-- start of Data extract --
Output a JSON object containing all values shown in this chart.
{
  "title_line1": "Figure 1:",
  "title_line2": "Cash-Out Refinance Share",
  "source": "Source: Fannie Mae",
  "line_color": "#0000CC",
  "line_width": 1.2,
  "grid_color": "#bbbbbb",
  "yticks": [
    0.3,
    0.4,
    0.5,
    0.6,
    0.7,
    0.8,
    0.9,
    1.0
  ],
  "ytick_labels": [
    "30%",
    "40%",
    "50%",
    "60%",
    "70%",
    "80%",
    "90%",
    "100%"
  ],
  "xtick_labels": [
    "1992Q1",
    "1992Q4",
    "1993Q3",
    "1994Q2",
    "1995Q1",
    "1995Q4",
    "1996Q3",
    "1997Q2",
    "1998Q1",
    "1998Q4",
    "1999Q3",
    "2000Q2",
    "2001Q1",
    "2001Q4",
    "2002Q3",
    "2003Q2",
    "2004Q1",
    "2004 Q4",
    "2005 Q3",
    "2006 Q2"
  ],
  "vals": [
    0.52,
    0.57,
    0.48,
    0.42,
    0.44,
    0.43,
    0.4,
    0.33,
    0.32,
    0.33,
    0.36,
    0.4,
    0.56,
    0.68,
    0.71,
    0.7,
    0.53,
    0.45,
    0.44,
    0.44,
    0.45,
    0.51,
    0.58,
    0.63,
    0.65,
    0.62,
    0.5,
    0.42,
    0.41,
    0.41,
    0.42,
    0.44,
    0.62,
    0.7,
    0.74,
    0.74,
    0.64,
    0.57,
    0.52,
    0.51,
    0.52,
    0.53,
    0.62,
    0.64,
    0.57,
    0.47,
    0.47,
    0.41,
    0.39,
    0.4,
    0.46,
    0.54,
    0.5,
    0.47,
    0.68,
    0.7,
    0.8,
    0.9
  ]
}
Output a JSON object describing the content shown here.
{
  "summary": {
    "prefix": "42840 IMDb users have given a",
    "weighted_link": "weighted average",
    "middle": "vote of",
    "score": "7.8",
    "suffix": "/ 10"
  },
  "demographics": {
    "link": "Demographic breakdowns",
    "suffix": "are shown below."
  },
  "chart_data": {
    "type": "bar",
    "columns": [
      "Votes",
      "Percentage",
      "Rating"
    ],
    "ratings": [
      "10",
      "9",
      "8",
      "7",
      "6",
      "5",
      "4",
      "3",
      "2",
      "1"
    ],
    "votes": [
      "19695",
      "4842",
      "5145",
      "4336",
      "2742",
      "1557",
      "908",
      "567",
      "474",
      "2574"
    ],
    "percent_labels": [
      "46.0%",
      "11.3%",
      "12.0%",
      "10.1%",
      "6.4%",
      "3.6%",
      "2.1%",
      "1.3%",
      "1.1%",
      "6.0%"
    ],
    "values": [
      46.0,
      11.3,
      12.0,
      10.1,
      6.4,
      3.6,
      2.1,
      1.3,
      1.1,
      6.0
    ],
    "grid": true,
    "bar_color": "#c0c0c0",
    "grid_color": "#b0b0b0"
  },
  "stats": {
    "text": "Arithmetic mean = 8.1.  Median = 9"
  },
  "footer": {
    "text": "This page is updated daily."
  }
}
-- end of Data extract --
● What the task asks
Collect every line with the string "Output" from the records, and copy each.

● Expected answer
Output a JSON object containing all values shown in this chart.
Output a JSON object describing the content shown here.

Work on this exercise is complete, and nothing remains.